▶ Stated task: Can you output the material exactly as written, minus any pictures it holds?

▶ Record excerpts:
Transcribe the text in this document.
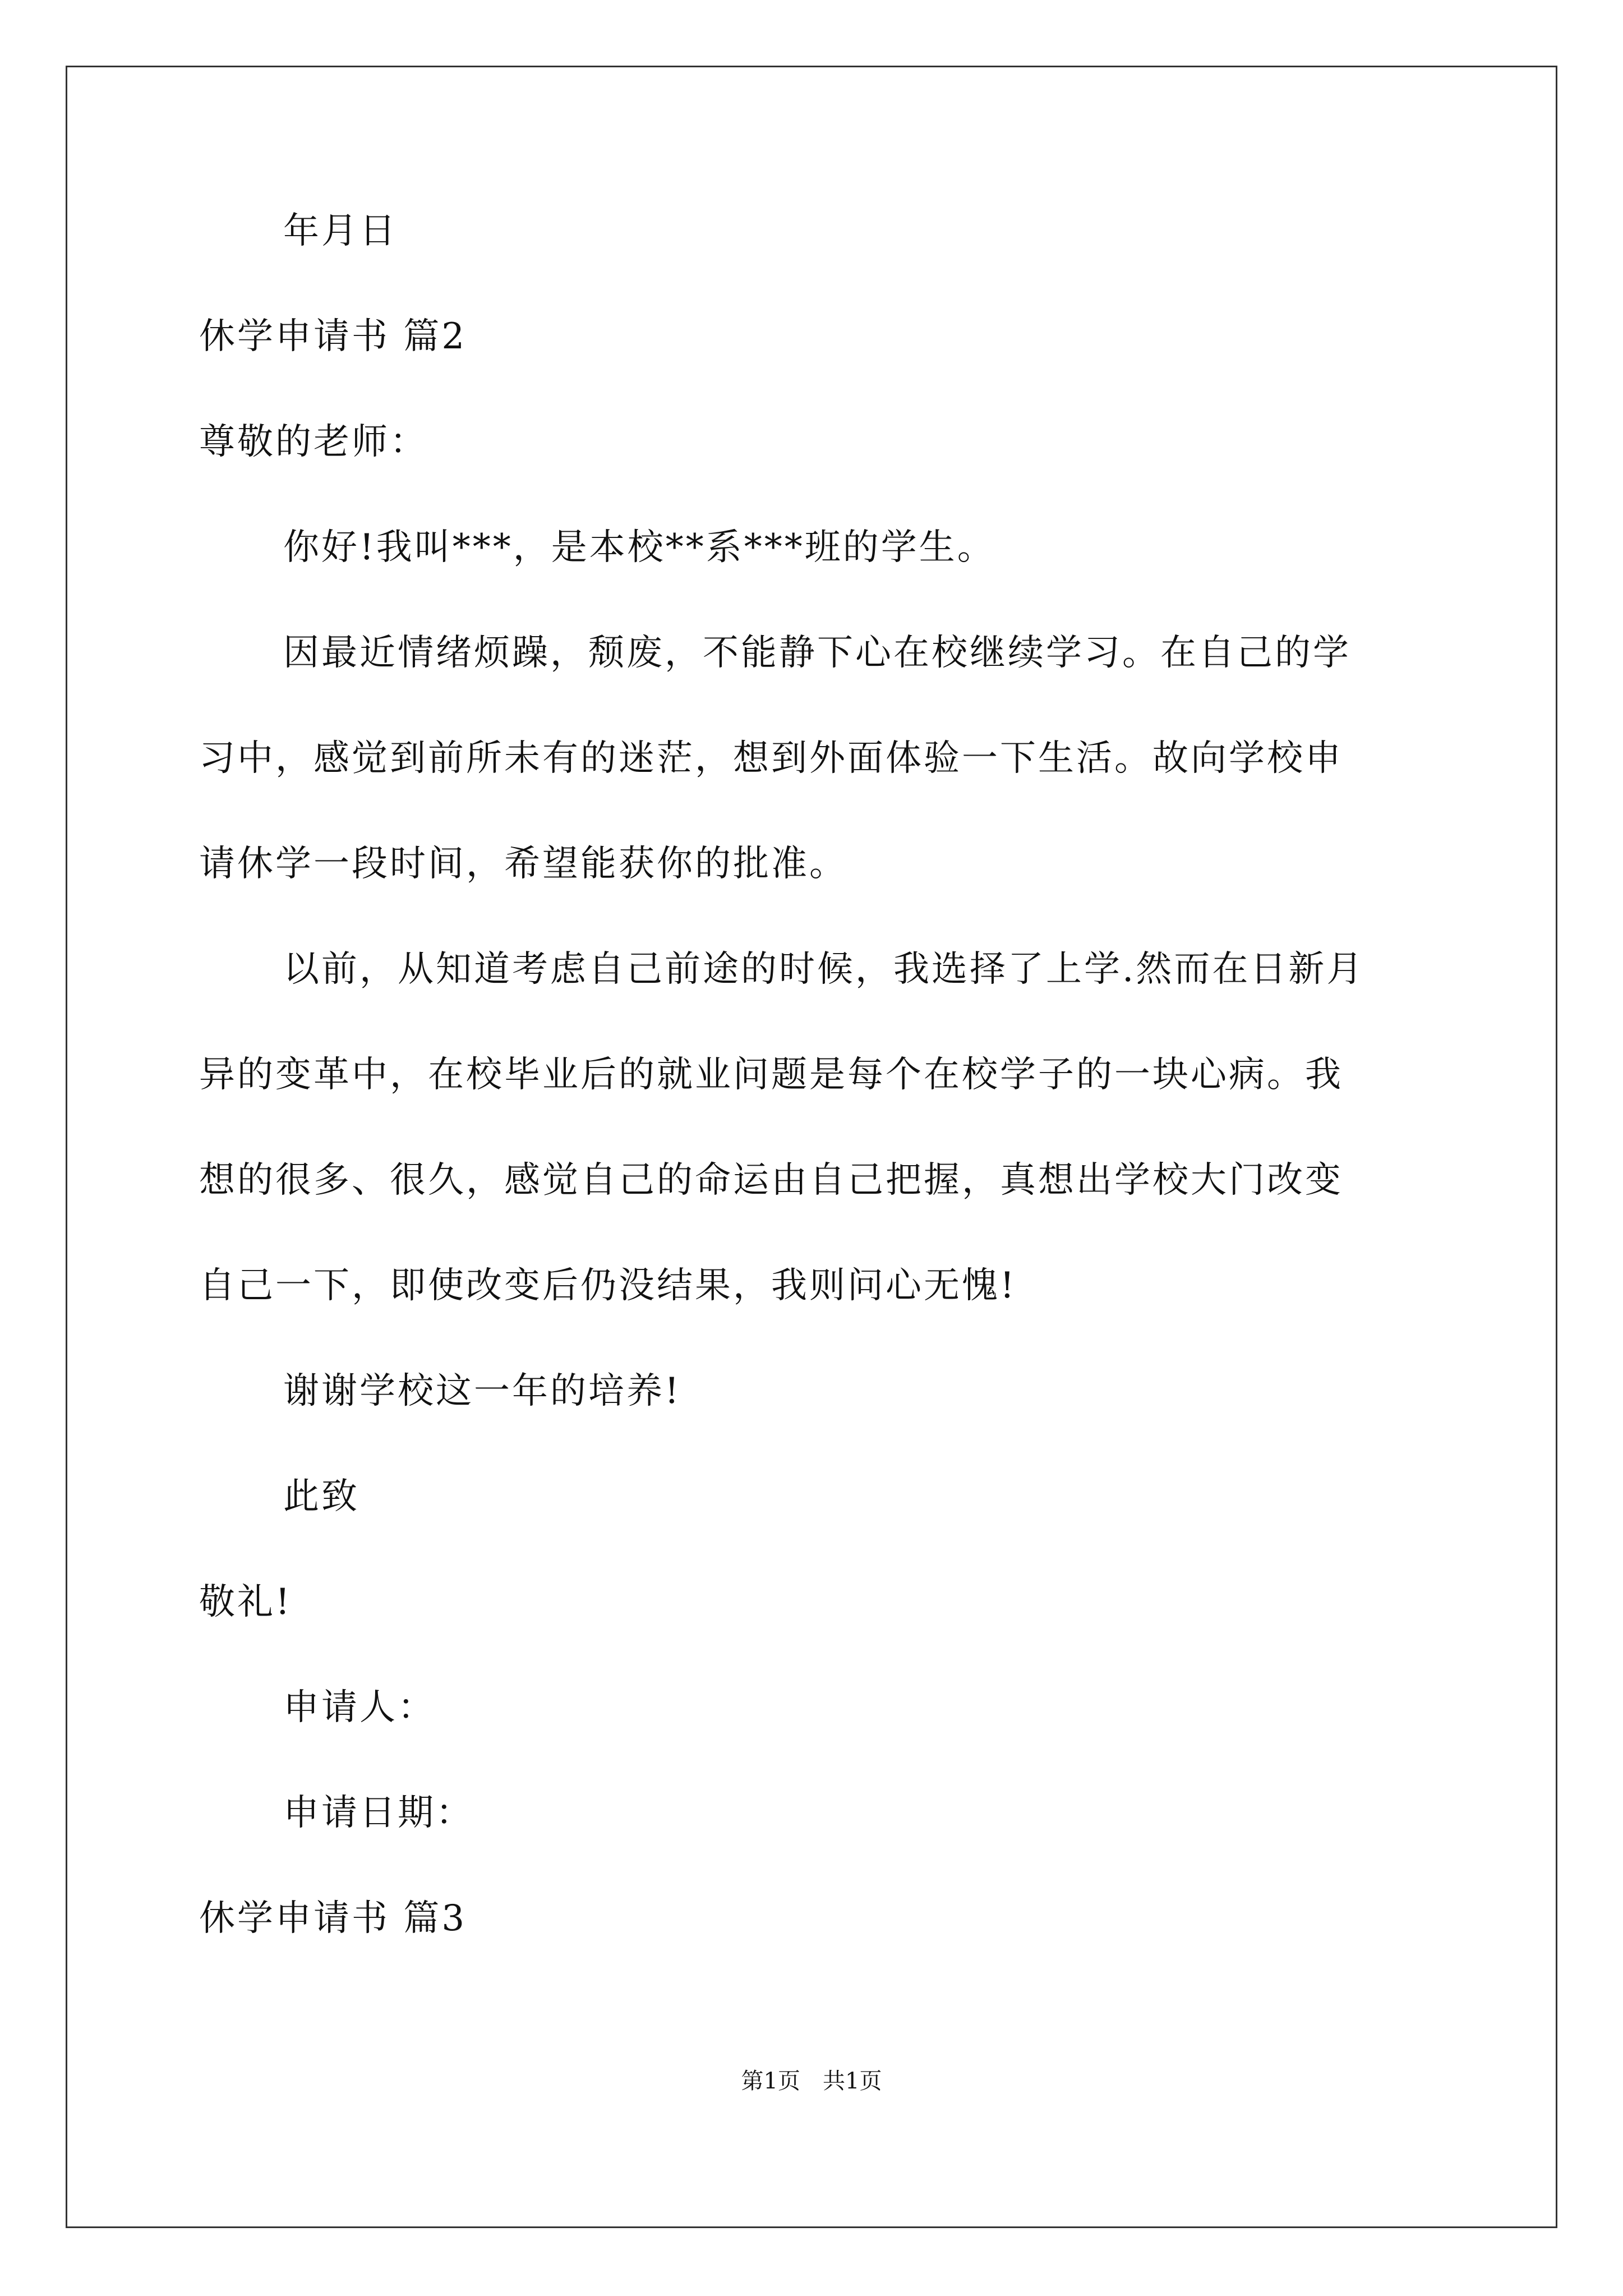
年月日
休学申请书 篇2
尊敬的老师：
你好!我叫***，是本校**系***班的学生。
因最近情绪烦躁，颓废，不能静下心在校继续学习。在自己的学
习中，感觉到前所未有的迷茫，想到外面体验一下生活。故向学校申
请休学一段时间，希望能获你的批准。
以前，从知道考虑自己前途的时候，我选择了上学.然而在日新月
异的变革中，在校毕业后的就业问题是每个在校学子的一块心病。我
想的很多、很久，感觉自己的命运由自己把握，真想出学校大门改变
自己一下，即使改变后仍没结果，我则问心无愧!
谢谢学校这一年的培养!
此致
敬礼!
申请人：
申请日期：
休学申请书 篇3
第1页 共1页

▶ Response for this exercise:
Transcribe the text in this document.
年月日
休学申请书 篇2
尊敬的老师：
你好!我叫***，是本校**系***班的学生。
因最近情绪烦躁，颓废，不能静下心在校继续学习。在自己的学
习中，感觉到前所未有的迷茫，想到外面体验一下生活。故向学校申
请休学一段时间，希望能获你的批准。
以前，从知道考虑自己前途的时候，我选择了上学.然而在日新月
异的变革中，在校毕业后的就业问题是每个在校学子的一块心病。我
想的很多、很久，感觉自己的命运由自己把握，真想出学校大门改变
自己一下，即使改变后仍没结果，我则问心无愧!
谢谢学校这一年的培养!
此致
敬礼!
申请人：
申请日期：
休学申请书 篇3
第1页 共1页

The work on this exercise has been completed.